[Records from a data collection]
begin

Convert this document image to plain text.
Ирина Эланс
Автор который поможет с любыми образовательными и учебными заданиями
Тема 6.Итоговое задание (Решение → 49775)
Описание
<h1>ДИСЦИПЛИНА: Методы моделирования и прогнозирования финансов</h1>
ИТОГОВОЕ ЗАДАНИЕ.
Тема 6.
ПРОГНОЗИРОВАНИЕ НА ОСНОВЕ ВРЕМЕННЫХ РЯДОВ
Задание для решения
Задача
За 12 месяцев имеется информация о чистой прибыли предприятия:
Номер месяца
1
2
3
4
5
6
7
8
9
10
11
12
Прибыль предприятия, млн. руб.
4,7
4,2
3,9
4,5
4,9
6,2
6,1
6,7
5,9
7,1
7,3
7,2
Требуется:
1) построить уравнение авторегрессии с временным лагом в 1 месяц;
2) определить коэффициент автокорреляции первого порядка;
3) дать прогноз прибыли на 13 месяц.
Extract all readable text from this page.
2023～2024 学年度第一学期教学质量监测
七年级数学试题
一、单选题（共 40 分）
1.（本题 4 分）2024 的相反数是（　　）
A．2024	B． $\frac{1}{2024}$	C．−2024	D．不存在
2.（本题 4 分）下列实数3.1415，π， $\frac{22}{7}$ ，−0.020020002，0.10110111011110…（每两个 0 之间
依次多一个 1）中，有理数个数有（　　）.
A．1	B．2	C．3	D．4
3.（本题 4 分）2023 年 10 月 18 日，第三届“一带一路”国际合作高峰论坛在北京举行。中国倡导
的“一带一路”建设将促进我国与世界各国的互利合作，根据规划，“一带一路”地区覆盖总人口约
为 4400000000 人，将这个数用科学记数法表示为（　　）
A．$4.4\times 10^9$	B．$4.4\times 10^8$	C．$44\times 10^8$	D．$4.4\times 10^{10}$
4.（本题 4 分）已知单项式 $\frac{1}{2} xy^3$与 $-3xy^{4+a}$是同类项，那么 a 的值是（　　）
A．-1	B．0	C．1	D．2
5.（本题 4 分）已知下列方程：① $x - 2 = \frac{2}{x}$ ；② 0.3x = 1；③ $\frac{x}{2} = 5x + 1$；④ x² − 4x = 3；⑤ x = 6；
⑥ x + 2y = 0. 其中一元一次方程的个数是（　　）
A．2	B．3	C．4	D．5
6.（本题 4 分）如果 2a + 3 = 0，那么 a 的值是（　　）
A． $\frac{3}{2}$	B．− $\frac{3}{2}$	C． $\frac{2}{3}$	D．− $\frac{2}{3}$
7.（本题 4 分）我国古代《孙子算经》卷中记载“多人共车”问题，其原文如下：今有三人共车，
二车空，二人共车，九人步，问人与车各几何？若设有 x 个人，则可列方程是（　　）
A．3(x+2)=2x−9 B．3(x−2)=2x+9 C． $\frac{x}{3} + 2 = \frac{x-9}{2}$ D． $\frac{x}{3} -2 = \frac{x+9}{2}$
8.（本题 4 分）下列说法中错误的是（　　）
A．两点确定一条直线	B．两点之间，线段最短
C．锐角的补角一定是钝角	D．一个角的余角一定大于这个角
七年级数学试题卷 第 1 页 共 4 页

end

What the task asks: Restate the whole listing exactly.

Output:
Convert this document image to plain text.
Ирина Эланс
Автор который поможет с любыми образовательными и учебными заданиями
Тема 6.Итоговое задание (Решение → 49775)
Описание
<h1>ДИСЦИПЛИНА: Методы моделирования и прогнозирования финансов</h1>
ИТОГОВОЕ ЗАДАНИЕ.
Тема 6.
ПРОГНОЗИРОВАНИЕ НА ОСНОВЕ ВРЕМЕННЫХ РЯДОВ
Задание для решения
Задача
За 12 месяцев имеется информация о чистой прибыли предприятия:
Номер месяца
1
2
3
4
5
6
7
8
9
10
11
12
Прибыль предприятия, млн. руб.
4,7
4,2
3,9
4,5
4,9
6,2
6,1
6,7
5,9
7,1
7,3
7,2
Требуется:
1) построить уравнение авторегрессии с временным лагом в 1 месяц;
2) определить коэффициент автокорреляции первого порядка;
3) дать прогноз прибыли на 13 месяц.
Extract all readable text from this page.
2023～2024 学年度第一学期教学质量监测
七年级数学试题
一、单选题（共 40 分）
1.（本题 4 分）2024 的相反数是（　　）
A．2024	B． $\frac{1}{2024}$	C．−2024	D．不存在
2.（本题 4 分）下列实数3.1415，π， $\frac{22}{7}$ ，−0.020020002，0.10110111011110…（每两个 0 之间
依次多一个 1）中，有理数个数有（　　）.
A．1	B．2	C．3	D．4
3.（本题 4 分）2023 年 10 月 18 日，第三届“一带一路”国际合作高峰论坛在北京举行。中国倡导
的“一带一路”建设将促进我国与世界各国的互利合作，根据规划，“一带一路”地区覆盖总人口约
为 4400000000 人，将这个数用科学记数法表示为（　　）
A．$4.4\times 10^9$	B．$4.4\times 10^8$	C．$44\times 10^8$	D．$4.4\times 10^{10}$
4.（本题 4 分）已知单项式 $\frac{1}{2} xy^3$与 $-3xy^{4+a}$是同类项，那么 a 的值是（　　）
A．-1	B．0	C．1	D．2
5.（本题 4 分）已知下列方程：① $x - 2 = \frac{2}{x}$ ；② 0.3x = 1；③ $\frac{x}{2} = 5x + 1$；④ x² − 4x = 3；⑤ x = 6；
⑥ x + 2y = 0. 其中一元一次方程的个数是（　　）
A．2	B．3	C．4	D．5
6.（本题 4 分）如果 2a + 3 = 0，那么 a 的值是（　　）
A． $\frac{3}{2}$	B．− $\frac{3}{2}$	C． $\frac{2}{3}$	D．− $\frac{2}{3}$
7.（本题 4 分）我国古代《孙子算经》卷中记载“多人共车”问题，其原文如下：今有三人共车，
二车空，二人共车，九人步，问人与车各几何？若设有 x 个人，则可列方程是（　　）
A．3(x+2)=2x−9 B．3(x−2)=2x+9 C． $\frac{x}{3} + 2 = \frac{x-9}{2}$ D． $\frac{x}{3} -2 = \frac{x+9}{2}$
8.（本题 4 分）下列说法中错误的是（　　）
A．两点确定一条直线	B．两点之间，线段最短
C．锐角的补角一定是钝角	D．一个角的余角一定大于这个角
七年级数学试题卷 第 1 页 共 4 页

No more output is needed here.